● **Passage shown**
━━━━━━━━━━━━━━━━━━━━
Court Opinion

ID: 9460315
Source: CourtListenerOpinion
Date Created: 2023-08-04 21:47:15.501583+00
Date Added: 2024-06-11T17:36:34.330420
License: Public Domain

BROWNING, Circuit Judge
(concurring in the result):
It is unnecessary to decide whether section 301(a) extends to suits for violation of a contract between an employer and an organization representing supervisory personnel, a problem more difficult for me than the opinion of the court would suggest. It is also unnecessary to decide the extent to which the statutory duty of fair representation bars conduct that might be characterized as negligent in traditional tort law; certainly the duty may be breached by conduct nei*13ther hostile nor malicious. Vaca v. Sipes, 386 U.S. 171, 191, 87 S.Ct. 903, 17 L.Ed.2d 842 (1967); Retana v. Local 14, Elevator Operators, 453 F.2d 1018, 1023 n. 8, 1024 n. 10 (9th Cir. 1972). The judgment should be reversed, but upon other grounds.
1. There was no breach of a federal duty of fair representation. This federal duty is a concomitant of the right of exclusive representation conferred by section 9(a) of the National Labor Relations Act; no other source of the duty has been suggested. See, e. g., Ford Motor Co. v. Huffman, 345 U.S. 330, 337, 73 S.Ct. 681, 97 L.Ed. 1048 (1953); Vaca v. Sipes, supra, 386 U.S. at 177, 87 S.Ct. 903, 17 L.Ed.2d 842; Retana v. Local 14, Elevator Operators, supra, 453 F.2d at 1021-1022; Richardson v. Communications Workers of America, 443 F.2d 974, 980 (8th Cir. 1971). But the appellant union was not granted exclusive bargaining power by section 9(a). Section 9(a) grants such power only to “representatives designated or selected for the purposes of collective bargaining by the majority of employees” (emphasis added). The members of appellant union are not “employees” for the purposes of secton 9(a); they are all supervisors. Cf. Hanna Mining Co. v. MEBA, 382 U.S. 181, 188-189, 86 S.Ct. 327, 15 L.Ed.2d 254 (1965). Since no duty of fair representation is imposed upon appellant union by federal law, any duty with regard to representation owed to appellee by appellant union must be based upon state law and, absent an independent ground for federal jurisdiction, could be enforced only in state courts.
━━━━━━━━━━━━━━━━━━━━
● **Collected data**
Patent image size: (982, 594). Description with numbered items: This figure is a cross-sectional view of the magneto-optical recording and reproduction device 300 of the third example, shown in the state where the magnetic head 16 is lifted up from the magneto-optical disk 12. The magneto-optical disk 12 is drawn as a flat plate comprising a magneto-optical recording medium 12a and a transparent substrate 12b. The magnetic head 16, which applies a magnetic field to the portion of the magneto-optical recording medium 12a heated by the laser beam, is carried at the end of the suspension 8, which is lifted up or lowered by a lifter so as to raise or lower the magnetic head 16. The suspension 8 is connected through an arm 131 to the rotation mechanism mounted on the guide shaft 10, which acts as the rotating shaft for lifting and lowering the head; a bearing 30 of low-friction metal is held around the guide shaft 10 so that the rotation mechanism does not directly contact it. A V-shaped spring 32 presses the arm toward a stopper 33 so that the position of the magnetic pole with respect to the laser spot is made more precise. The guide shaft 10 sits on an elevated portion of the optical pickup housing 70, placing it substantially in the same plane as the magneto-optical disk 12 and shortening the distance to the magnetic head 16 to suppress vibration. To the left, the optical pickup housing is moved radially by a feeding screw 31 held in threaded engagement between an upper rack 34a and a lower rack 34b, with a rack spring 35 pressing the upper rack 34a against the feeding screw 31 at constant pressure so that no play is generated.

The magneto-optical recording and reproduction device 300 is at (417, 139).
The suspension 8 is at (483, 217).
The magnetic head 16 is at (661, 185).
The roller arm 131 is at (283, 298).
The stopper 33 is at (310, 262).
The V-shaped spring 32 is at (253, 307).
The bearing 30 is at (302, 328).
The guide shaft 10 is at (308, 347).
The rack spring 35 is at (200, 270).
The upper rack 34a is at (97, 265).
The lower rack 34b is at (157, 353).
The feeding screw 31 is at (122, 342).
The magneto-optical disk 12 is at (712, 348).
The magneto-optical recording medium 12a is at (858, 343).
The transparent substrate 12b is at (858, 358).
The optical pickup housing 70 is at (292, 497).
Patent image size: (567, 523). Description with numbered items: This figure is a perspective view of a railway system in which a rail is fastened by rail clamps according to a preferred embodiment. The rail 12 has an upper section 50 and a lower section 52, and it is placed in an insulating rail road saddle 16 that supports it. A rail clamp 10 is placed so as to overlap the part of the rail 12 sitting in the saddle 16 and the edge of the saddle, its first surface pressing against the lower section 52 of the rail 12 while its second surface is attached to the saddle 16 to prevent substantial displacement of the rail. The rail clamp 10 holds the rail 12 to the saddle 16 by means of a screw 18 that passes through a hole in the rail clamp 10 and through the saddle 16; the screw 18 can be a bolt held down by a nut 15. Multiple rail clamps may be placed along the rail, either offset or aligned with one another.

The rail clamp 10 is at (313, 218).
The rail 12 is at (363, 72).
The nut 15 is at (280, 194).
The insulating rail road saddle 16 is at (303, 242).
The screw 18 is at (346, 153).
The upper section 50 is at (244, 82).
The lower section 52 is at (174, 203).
━━━━━━━━━━━━━━━━━━━━
● **Exercise details**
Pick up the concurring opinion above after its last sentence and continue it.

● **Exercise answer**
2. Even if a federal action would be maintainable against appellant union under section 301(a) for simple breach of the collective bargaining agreement, as distinguished from breach of- a federal duty of fair representation, no such breach was shown. The collective bargaining agreement only required the Licensed Personnel Board to meet promptly to consider grievances; no provision of the agreement imposed a duty upon the union to present grievances promptly to the Board.